"""

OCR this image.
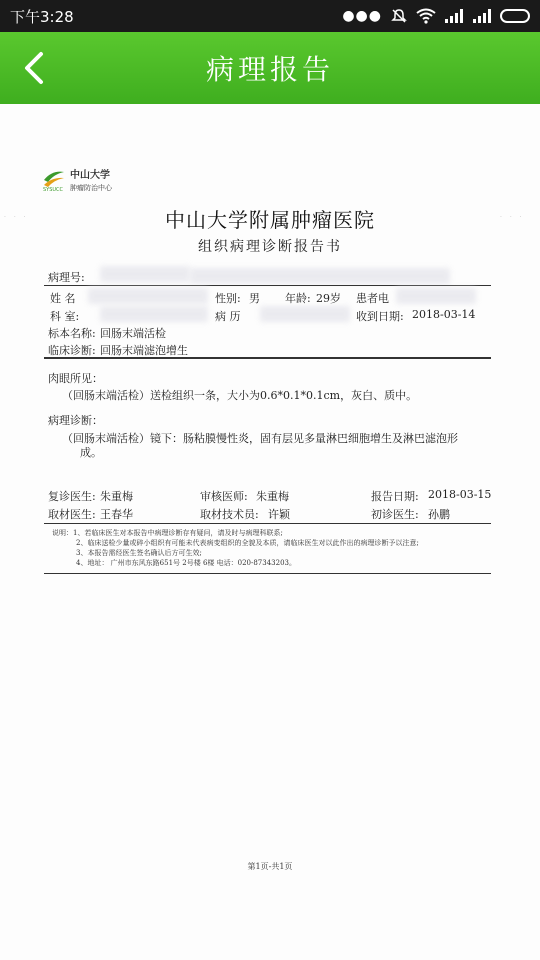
下午3:28	●●●
病理报告
· · ·	· · ·
SYSUCC
中山大学
肿瘤防治中心
中山大学附属肿瘤医院
组织病理诊断报告书
病理号:
姓 名	性别: 男 年龄: 29岁 患者电
科 室:	病 历	收到日期: 2018-03-14
标本名称: 回肠末端活检
临床诊断: 回肠末端滤泡增生
肉眼所见：
（回肠末端活检）送检组织一条，大小为0.6*0.1*0.1cm，灰白、质中。
病理诊断：
（回肠末端活检）镜下：肠粘膜慢性炎，固有层见多量淋巴细胞增生及淋巴滤泡形
成。
复诊医生: 朱重梅	审核医师: 朱重梅	报告日期: 2018-03-15
取材医生: 王春华	取材技术员: 许颖	初诊医生: 孙鹏
说明：1、若临床医生对本报告中病理诊断存有疑问，请及时与病理科联系;
2、临床送检少量或碎小组织有可能未代表病变组织的全貌及本质，请临床医生对以此作出的病理诊断予以注意;
3、本报告需经医生签名确认后方可生效;
4、地址： 广州市东风东路651号 2号楼 6楼 电话：020-87343203。
第1页-共1页
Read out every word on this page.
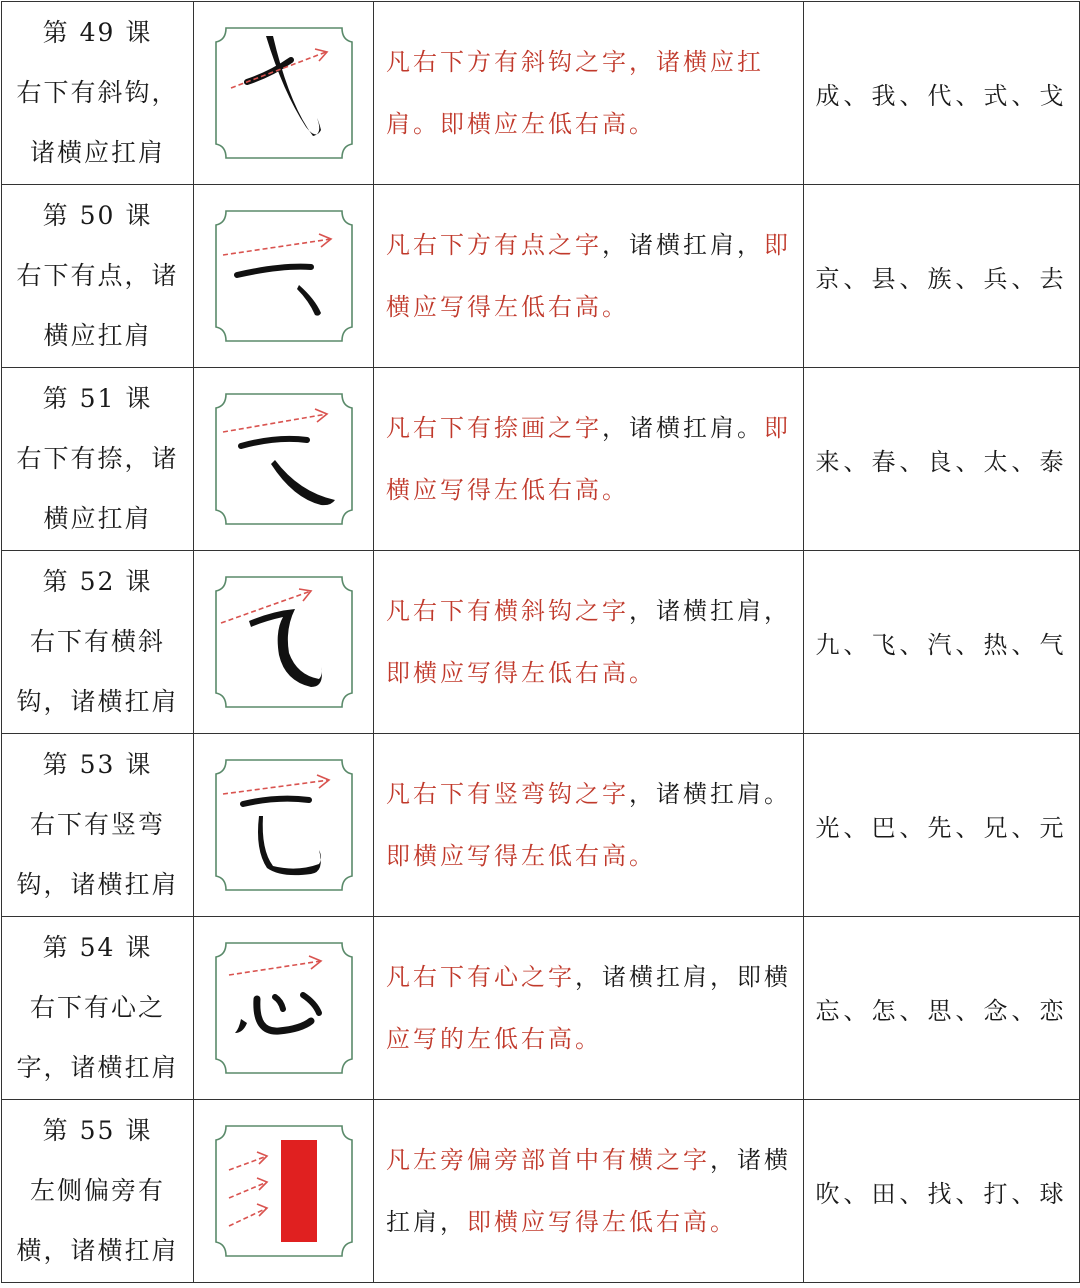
第 49 课
右下有斜钩，
诸横应扛肩		凡右下方有斜钩之字，诸横应扛肩。即横应左低右高。	成、我、代、式、戈

第 50 课
右下有点，诸
横应扛肩		凡右下方有点之字，诸横扛肩，即横应写得左低右高。	京、县、族、兵、去

第 51 课
右下有捺，诸
横应扛肩		凡右下有捺画之字，诸横扛肩。即横应写得左低右高。	来、春、良、太、泰

第 52 课
右下有横斜
钩，诸横扛肩		凡右下有横斜钩之字，诸横扛肩，即横应写得左低右高。	九、飞、汽、热、气

第 53 课
右下有竖弯
钩，诸横扛肩		凡右下有竖弯钩之字，诸横扛肩。即横应写得左低右高。	光、巴、先、兄、元

第 54 课
右下有心之
字，诸横扛肩		凡右下有心之字，诸横扛肩，即横应写的左低右高。	忘、怎、思、念、恋

第 55 课
左侧偏旁有
横，诸横扛肩		凡左旁偏旁部首中有横之字，诸横扛肩，即横应写得左低右高。	吹、田、找、打、球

"""

# Your task
Please leave out the pictures while you copy exactly the lines from the one containing "Read out every word on this page." through the end of the records.

# Solution to this exercise
Read out every word on this page.
第 49 课
右下有斜钩，
诸横应扛肩		凡右下方有斜钩之字，诸横应扛肩。即横应左低右高。	成、我、代、式、戈

第 50 课
右下有点，诸
横应扛肩		凡右下方有点之字，诸横扛肩，即横应写得左低右高。	京、县、族、兵、去

第 51 课
右下有捺，诸
横应扛肩		凡右下有捺画之字，诸横扛肩。即横应写得左低右高。	来、春、良、太、泰

第 52 课
右下有横斜
钩，诸横扛肩		凡右下有横斜钩之字，诸横扛肩，即横应写得左低右高。	九、飞、汽、热、气

第 53 课
右下有竖弯
钩，诸横扛肩		凡右下有竖弯钩之字，诸横扛肩。即横应写得左低右高。	光、巴、先、兄、元

第 54 课
右下有心之
字，诸横扛肩		凡右下有心之字，诸横扛肩，即横应写的左低右高。	忘、怎、思、念、恋

第 55 课
左侧偏旁有
横，诸横扛肩		凡左旁偏旁部首中有横之字，诸横扛肩，即横应写得左低右高。	吹、田、找、打、球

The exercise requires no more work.